● Task requirements
Output every entry exactly as written, but omit the pictures.

[Stored data]

[START]

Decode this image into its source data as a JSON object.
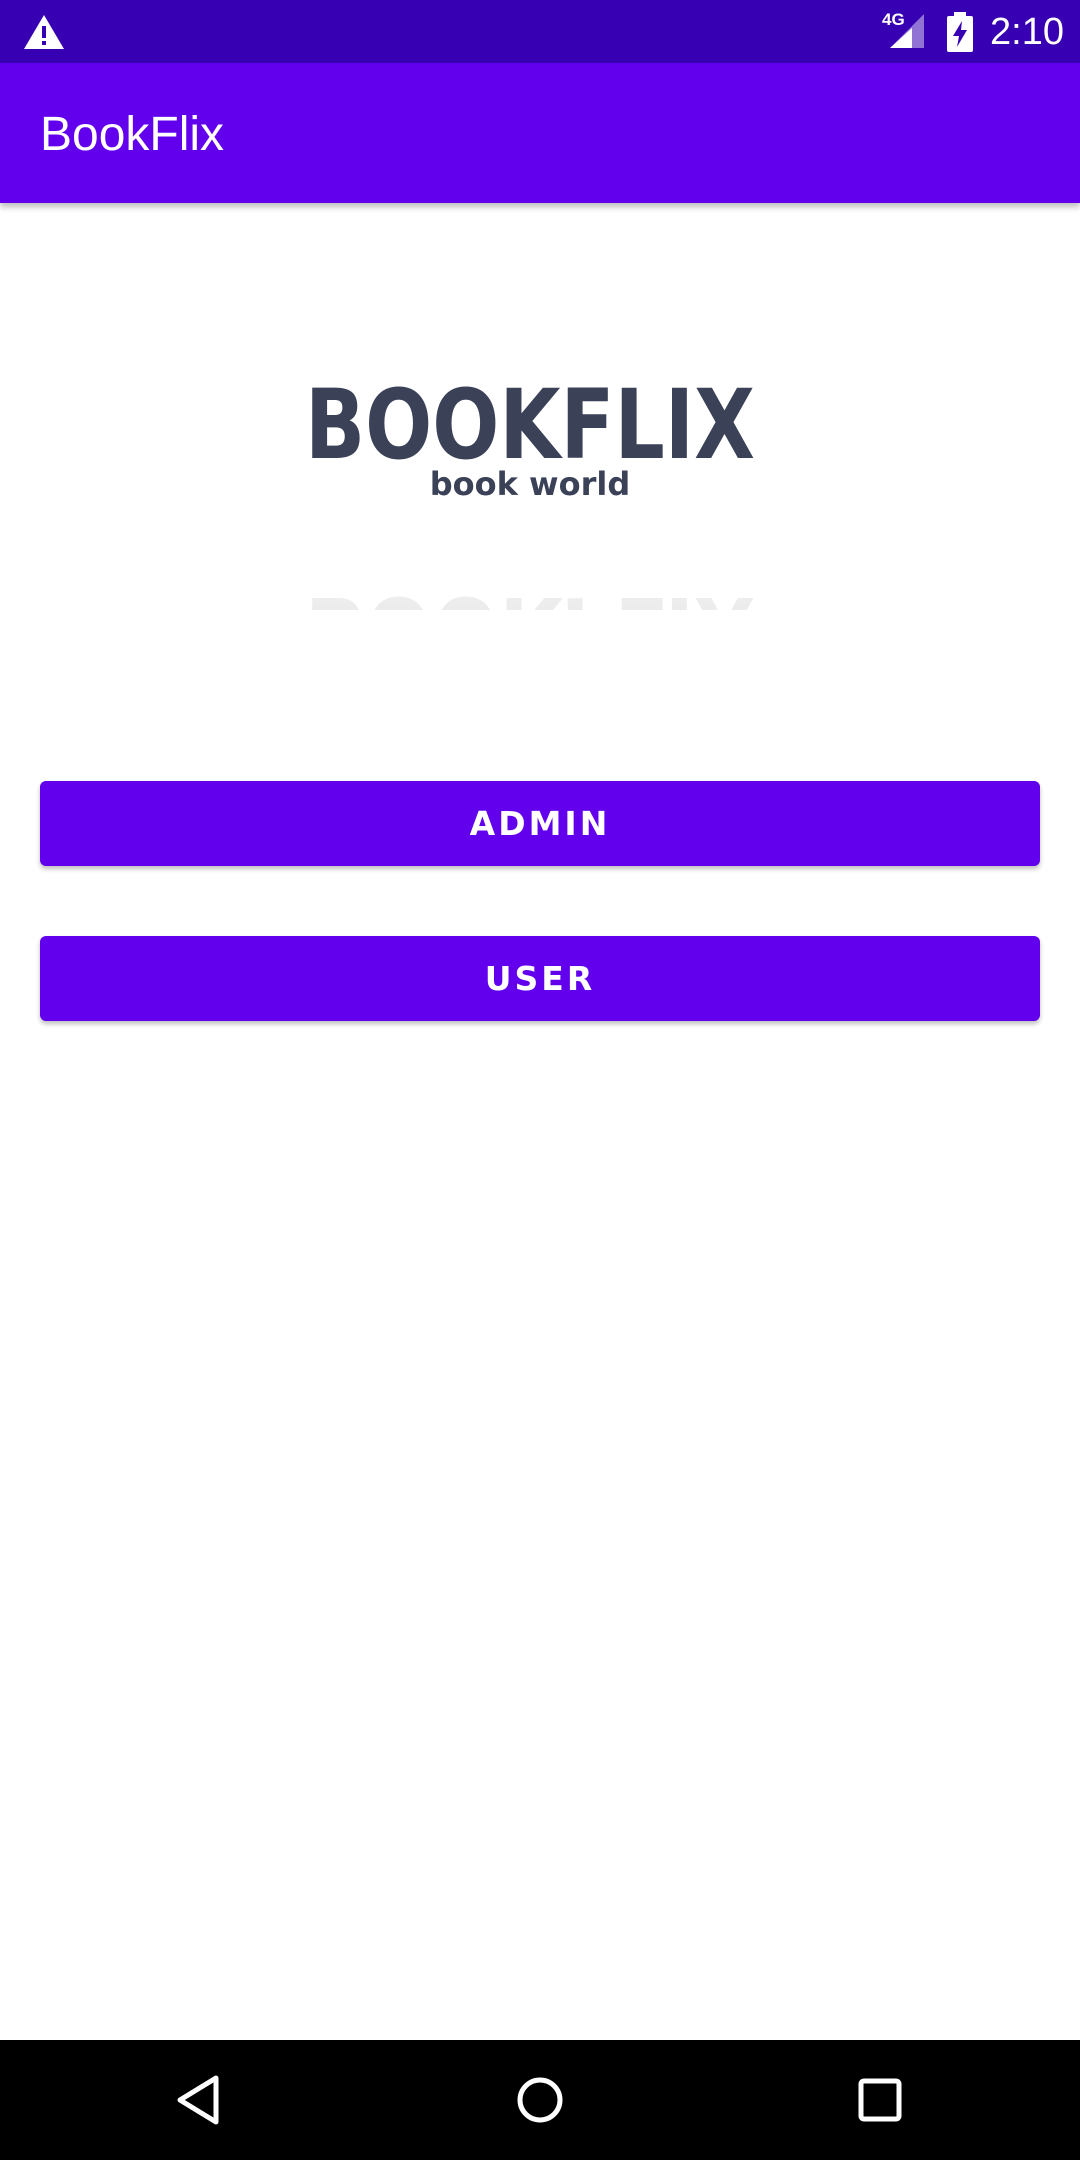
{
  "status_bar": {
    "network_type": "4G",
    "time": "2:10",
    "icons": [
      "warning-icon",
      "signal-icon",
      "battery-charging-icon"
    ]
  },
  "app_bar": {
    "title": "BookFlix"
  },
  "logo": {
    "wordmark": "BOOKFLIX",
    "tagline": "book world",
    "colors": {
      "wordmark": "#3b4157",
      "reflection": "#e6e6e6"
    }
  },
  "buttons": {
    "admin_label": "ADMIN",
    "user_label": "USER"
  },
  "nav_bar": {
    "icons": [
      "back-icon",
      "home-icon",
      "recents-icon"
    ]
  },
  "colors": {
    "status_bar": "#3700b3",
    "primary": "#6200ee",
    "on_primary": "#ffffff",
    "nav_bar": "#000000"
  }
}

[END]

● Exercise solution
Decode this image into its source data as a JSON object.
{
  "status_bar": {
    "network_type": "4G",
    "time": "2:10",
    "icons": [
      "warning-icon",
      "signal-icon",
      "battery-charging-icon"
    ]
  },
  "app_bar": {
    "title": "BookFlix"
  },
  "logo": {
    "wordmark": "BOOKFLIX",
    "tagline": "book world",
    "colors": {
      "wordmark": "#3b4157",
      "reflection": "#e6e6e6"
    }
  },
  "buttons": {
    "admin_label": "ADMIN",
    "user_label": "USER"
  },
  "nav_bar": {
    "icons": [
      "back-icon",
      "home-icon",
      "recents-icon"
    ]
  },
  "colors": {
    "status_bar": "#3700b3",
    "primary": "#6200ee",
    "on_primary": "#ffffff",
    "nav_bar": "#000000"
  }
}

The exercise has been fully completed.